## Requirement
Exact reproduction is required for all entries.

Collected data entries
=-=-=

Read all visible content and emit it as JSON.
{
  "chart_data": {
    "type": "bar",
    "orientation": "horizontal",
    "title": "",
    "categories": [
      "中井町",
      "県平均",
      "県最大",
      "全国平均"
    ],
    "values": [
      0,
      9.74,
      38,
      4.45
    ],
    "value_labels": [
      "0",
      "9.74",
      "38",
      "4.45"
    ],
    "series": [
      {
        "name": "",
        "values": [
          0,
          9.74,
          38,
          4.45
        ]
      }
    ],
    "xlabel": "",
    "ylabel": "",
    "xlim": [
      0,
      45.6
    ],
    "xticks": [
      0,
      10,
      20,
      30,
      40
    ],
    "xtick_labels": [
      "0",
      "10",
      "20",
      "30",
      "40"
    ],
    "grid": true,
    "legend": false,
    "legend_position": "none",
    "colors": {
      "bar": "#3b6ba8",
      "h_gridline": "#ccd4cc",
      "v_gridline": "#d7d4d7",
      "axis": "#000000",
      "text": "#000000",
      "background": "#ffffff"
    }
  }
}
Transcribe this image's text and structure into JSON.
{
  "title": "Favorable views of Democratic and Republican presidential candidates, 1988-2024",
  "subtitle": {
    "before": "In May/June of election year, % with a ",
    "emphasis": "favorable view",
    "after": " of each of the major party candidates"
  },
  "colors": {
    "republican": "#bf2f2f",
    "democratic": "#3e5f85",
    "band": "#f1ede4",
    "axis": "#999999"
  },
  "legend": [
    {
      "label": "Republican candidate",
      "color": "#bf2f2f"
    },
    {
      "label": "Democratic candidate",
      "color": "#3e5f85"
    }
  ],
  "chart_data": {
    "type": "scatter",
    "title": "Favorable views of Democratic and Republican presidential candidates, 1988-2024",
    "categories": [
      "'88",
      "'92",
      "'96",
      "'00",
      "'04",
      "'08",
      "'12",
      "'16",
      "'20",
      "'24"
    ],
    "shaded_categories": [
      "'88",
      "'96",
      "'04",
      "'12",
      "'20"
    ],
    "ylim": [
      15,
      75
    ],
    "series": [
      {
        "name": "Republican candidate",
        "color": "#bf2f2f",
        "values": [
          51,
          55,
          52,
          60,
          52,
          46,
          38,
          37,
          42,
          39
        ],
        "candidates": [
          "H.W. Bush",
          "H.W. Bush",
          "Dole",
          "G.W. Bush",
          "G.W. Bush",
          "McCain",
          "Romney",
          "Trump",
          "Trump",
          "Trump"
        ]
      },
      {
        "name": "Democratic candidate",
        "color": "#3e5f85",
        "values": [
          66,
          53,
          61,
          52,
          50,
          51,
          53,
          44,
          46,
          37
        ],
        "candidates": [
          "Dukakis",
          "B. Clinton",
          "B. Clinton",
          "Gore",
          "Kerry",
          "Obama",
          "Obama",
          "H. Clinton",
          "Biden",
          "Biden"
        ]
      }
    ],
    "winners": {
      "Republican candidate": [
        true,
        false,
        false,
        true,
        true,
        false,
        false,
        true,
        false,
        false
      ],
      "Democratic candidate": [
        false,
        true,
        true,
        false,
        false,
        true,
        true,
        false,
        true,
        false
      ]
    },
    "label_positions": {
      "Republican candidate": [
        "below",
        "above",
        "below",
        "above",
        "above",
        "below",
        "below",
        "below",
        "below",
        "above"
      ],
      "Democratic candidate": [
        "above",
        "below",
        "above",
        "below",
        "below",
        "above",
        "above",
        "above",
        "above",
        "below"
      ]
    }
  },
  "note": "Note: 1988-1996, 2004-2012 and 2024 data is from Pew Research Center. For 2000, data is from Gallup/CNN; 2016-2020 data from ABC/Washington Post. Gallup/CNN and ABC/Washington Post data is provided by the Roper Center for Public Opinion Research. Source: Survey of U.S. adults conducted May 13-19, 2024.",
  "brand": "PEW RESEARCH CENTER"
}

=-=-=

## Task output
Read all visible content and emit it as JSON.
{
  "chart_data": {
    "type": "bar",
    "orientation": "horizontal",
    "title": "",
    "categories": [
      "中井町",
      "県平均",
      "県最大",
      "全国平均"
    ],
    "values": [
      0,
      9.74,
      38,
      4.45
    ],
    "value_labels": [
      "0",
      "9.74",
      "38",
      "4.45"
    ],
    "series": [
      {
        "name": "",
        "values": [
          0,
          9.74,
          38,
          4.45
        ]
      }
    ],
    "xlabel": "",
    "ylabel": "",
    "xlim": [
      0,
      45.6
    ],
    "xticks": [
      0,
      10,
      20,
      30,
      40
    ],
    "xtick_labels": [
      "0",
      "10",
      "20",
      "30",
      "40"
    ],
    "grid": true,
    "legend": false,
    "legend_position": "none",
    "colors": {
      "bar": "#3b6ba8",
      "h_gridline": "#ccd4cc",
      "v_gridline": "#d7d4d7",
      "axis": "#000000",
      "text": "#000000",
      "background": "#ffffff"
    }
  }
}
Transcribe this image's text and structure into JSON.
{
  "title": "Favorable views of Democratic and Republican presidential candidates, 1988-2024",
  "subtitle": {
    "before": "In May/June of election year, % with a ",
    "emphasis": "favorable view",
    "after": " of each of the major party candidates"
  },
  "colors": {
    "republican": "#bf2f2f",
    "democratic": "#3e5f85",
    "band": "#f1ede4",
    "axis": "#999999"
  },
  "legend": [
    {
      "label": "Republican candidate",
      "color": "#bf2f2f"
    },
    {
      "label": "Democratic candidate",
      "color": "#3e5f85"
    }
  ],
  "chart_data": {
    "type": "scatter",
    "title": "Favorable views of Democratic and Republican presidential candidates, 1988-2024",
    "categories": [
      "'88",
      "'92",
      "'96",
      "'00",
      "'04",
      "'08",
      "'12",
      "'16",
      "'20",
      "'24"
    ],
    "shaded_categories": [
      "'88",
      "'96",
      "'04",
      "'12",
      "'20"
    ],
    "ylim": [
      15,
      75
    ],
    "series": [
      {
        "name": "Republican candidate",
        "color": "#bf2f2f",
        "values": [
          51,
          55,
          52,
          60,
          52,
          46,
          38,
          37,
          42,
          39
        ],
        "candidates": [
          "H.W. Bush",
          "H.W. Bush",
          "Dole",
          "G.W. Bush",
          "G.W. Bush",
          "McCain",
          "Romney",
          "Trump",
          "Trump",
          "Trump"
        ]
      },
      {
        "name": "Democratic candidate",
        "color": "#3e5f85",
        "values": [
          66,
          53,
          61,
          52,
          50,
          51,
          53,
          44,
          46,
          37
        ],
        "candidates": [
          "Dukakis",
          "B. Clinton",
          "B. Clinton",
          "Gore",
          "Kerry",
          "Obama",
          "Obama",
          "H. Clinton",
          "Biden",
          "Biden"
        ]
      }
    ],
    "winners": {
      "Republican candidate": [
        true,
        false,
        false,
        true,
        true,
        false,
        false,
        true,
        false,
        false
      ],
      "Democratic candidate": [
        false,
        true,
        true,
        false,
        false,
        true,
        true,
        false,
        true,
        false
      ]
    },
    "label_positions": {
      "Republican candidate": [
        "below",
        "above",
        "below",
        "above",
        "above",
        "below",
        "below",
        "below",
        "below",
        "above"
      ],
      "Democratic candidate": [
        "above",
        "below",
        "above",
        "below",
        "below",
        "above",
        "above",
        "above",
        "above",
        "below"
      ]
    }
  },
  "note": "Note: 1988-1996, 2004-2012 and 2024 data is from Pew Research Center. For 2000, data is from Gallup/CNN; 2016-2020 data from ABC/Washington Post. Gallup/CNN and ABC/Washington Post data is provided by the Roper Center for Public Opinion Research. Source: Survey of U.S. adults conducted May 13-19, 2024.",
  "brand": "PEW RESEARCH CENTER"
}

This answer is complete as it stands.